--- Start Data section ---

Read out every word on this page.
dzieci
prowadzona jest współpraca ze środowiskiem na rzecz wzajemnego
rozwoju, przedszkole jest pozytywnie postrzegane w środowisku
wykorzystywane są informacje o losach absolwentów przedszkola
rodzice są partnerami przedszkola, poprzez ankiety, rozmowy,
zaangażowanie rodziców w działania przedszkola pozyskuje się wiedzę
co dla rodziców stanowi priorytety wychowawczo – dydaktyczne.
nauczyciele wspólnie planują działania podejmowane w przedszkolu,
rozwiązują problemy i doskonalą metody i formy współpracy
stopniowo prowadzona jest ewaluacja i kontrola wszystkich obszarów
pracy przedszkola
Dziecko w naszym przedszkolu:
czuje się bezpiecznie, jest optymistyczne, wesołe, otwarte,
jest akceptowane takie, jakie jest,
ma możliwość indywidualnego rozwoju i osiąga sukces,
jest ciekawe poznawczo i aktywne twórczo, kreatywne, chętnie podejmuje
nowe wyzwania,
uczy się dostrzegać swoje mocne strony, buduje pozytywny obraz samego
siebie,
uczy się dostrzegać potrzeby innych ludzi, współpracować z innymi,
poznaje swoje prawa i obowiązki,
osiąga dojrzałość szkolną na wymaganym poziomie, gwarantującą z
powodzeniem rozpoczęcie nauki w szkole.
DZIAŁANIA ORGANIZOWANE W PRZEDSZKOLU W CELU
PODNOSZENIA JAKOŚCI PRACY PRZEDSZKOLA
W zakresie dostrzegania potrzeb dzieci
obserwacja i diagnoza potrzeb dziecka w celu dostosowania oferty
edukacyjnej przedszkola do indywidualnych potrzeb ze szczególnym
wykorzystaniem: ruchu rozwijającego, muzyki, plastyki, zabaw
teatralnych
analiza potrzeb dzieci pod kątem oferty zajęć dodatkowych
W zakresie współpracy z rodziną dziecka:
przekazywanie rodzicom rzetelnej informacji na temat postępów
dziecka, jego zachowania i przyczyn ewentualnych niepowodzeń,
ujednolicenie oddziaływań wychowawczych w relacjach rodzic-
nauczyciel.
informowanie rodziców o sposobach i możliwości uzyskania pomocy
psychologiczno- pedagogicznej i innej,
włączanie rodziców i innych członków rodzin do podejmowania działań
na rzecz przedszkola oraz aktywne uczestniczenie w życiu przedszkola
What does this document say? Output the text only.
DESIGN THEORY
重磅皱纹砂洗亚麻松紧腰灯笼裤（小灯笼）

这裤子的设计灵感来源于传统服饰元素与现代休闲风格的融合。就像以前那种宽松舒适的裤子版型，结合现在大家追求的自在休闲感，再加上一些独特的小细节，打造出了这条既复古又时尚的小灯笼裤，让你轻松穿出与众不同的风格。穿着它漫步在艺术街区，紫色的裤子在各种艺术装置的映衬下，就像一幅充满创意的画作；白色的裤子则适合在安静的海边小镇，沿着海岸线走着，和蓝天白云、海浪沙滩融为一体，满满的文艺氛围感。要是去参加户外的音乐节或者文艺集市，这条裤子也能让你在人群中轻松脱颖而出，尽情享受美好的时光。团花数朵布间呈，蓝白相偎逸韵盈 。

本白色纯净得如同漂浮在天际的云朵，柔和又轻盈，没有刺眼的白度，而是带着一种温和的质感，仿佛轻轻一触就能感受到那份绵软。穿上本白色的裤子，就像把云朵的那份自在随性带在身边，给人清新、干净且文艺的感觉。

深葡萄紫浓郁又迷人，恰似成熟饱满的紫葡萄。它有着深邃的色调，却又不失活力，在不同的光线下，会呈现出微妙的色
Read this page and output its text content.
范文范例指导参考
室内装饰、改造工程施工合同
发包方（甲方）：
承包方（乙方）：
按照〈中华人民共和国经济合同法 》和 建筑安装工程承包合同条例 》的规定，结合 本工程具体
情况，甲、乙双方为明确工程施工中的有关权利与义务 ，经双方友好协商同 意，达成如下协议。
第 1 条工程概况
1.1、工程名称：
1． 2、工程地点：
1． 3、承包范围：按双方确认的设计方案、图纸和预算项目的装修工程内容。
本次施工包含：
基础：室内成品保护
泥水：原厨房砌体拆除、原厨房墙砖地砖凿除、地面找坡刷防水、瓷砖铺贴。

--- End Data section ---

→ **Work to do**:
Each line must be given again exactly as written above.

→ **The completed task**:
Read out every word on this page.
dzieci
prowadzona jest współpraca ze środowiskiem na rzecz wzajemnego
rozwoju, przedszkole jest pozytywnie postrzegane w środowisku
wykorzystywane są informacje o losach absolwentów przedszkola
rodzice są partnerami przedszkola, poprzez ankiety, rozmowy,
zaangażowanie rodziców w działania przedszkola pozyskuje się wiedzę
co dla rodziców stanowi priorytety wychowawczo – dydaktyczne.
nauczyciele wspólnie planują działania podejmowane w przedszkolu,
rozwiązują problemy i doskonalą metody i formy współpracy
stopniowo prowadzona jest ewaluacja i kontrola wszystkich obszarów
pracy przedszkola
Dziecko w naszym przedszkolu:
czuje się bezpiecznie, jest optymistyczne, wesołe, otwarte,
jest akceptowane takie, jakie jest,
ma możliwość indywidualnego rozwoju i osiąga sukces,
jest ciekawe poznawczo i aktywne twórczo, kreatywne, chętnie podejmuje
nowe wyzwania,
uczy się dostrzegać swoje mocne strony, buduje pozytywny obraz samego
siebie,
uczy się dostrzegać potrzeby innych ludzi, współpracować z innymi,
poznaje swoje prawa i obowiązki,
osiąga dojrzałość szkolną na wymaganym poziomie, gwarantującą z
powodzeniem rozpoczęcie nauki w szkole.
DZIAŁANIA ORGANIZOWANE W PRZEDSZKOLU W CELU
PODNOSZENIA JAKOŚCI PRACY PRZEDSZKOLA
W zakresie dostrzegania potrzeb dzieci
obserwacja i diagnoza potrzeb dziecka w celu dostosowania oferty
edukacyjnej przedszkola do indywidualnych potrzeb ze szczególnym
wykorzystaniem: ruchu rozwijającego, muzyki, plastyki, zabaw
teatralnych
analiza potrzeb dzieci pod kątem oferty zajęć dodatkowych
W zakresie współpracy z rodziną dziecka:
przekazywanie rodzicom rzetelnej informacji na temat postępów
dziecka, jego zachowania i przyczyn ewentualnych niepowodzeń,
ujednolicenie oddziaływań wychowawczych w relacjach rodzic-
nauczyciel.
informowanie rodziców o sposobach i możliwości uzyskania pomocy
psychologiczno- pedagogicznej i innej,
włączanie rodziców i innych członków rodzin do podejmowania działań
na rzecz przedszkola oraz aktywne uczestniczenie w życiu przedszkola
What does this document say? Output the text only.
DESIGN THEORY
重磅皱纹砂洗亚麻松紧腰灯笼裤（小灯笼）

这裤子的设计灵感来源于传统服饰元素与现代休闲风格的融合。就像以前那种宽松舒适的裤子版型，结合现在大家追求的自在休闲感，再加上一些独特的小细节，打造出了这条既复古又时尚的小灯笼裤，让你轻松穿出与众不同的风格。穿着它漫步在艺术街区，紫色的裤子在各种艺术装置的映衬下，就像一幅充满创意的画作；白色的裤子则适合在安静的海边小镇，沿着海岸线走着，和蓝天白云、海浪沙滩融为一体，满满的文艺氛围感。要是去参加户外的音乐节或者文艺集市，这条裤子也能让你在人群中轻松脱颖而出，尽情享受美好的时光。团花数朵布间呈，蓝白相偎逸韵盈 。

本白色纯净得如同漂浮在天际的云朵，柔和又轻盈，没有刺眼的白度，而是带着一种温和的质感，仿佛轻轻一触就能感受到那份绵软。穿上本白色的裤子，就像把云朵的那份自在随性带在身边，给人清新、干净且文艺的感觉。

深葡萄紫浓郁又迷人，恰似成熟饱满的紫葡萄。它有着深邃的色调，却又不失活力，在不同的光线下，会呈现出微妙的色
Read this page and output its text content.
范文范例指导参考
室内装饰、改造工程施工合同
发包方（甲方）：
承包方（乙方）：
按照〈中华人民共和国经济合同法 》和 建筑安装工程承包合同条例 》的规定，结合 本工程具体
情况，甲、乙双方为明确工程施工中的有关权利与义务 ，经双方友好协商同 意，达成如下协议。
第 1 条工程概况
1.1、工程名称：
1． 2、工程地点：
1． 3、承包范围：按双方确认的设计方案、图纸和预算项目的装修工程内容。
本次施工包含：
基础：室内成品保护
泥水：原厨房砌体拆除、原厨房墙砖地砖凿除、地面找坡刷防水、瓷砖铺贴。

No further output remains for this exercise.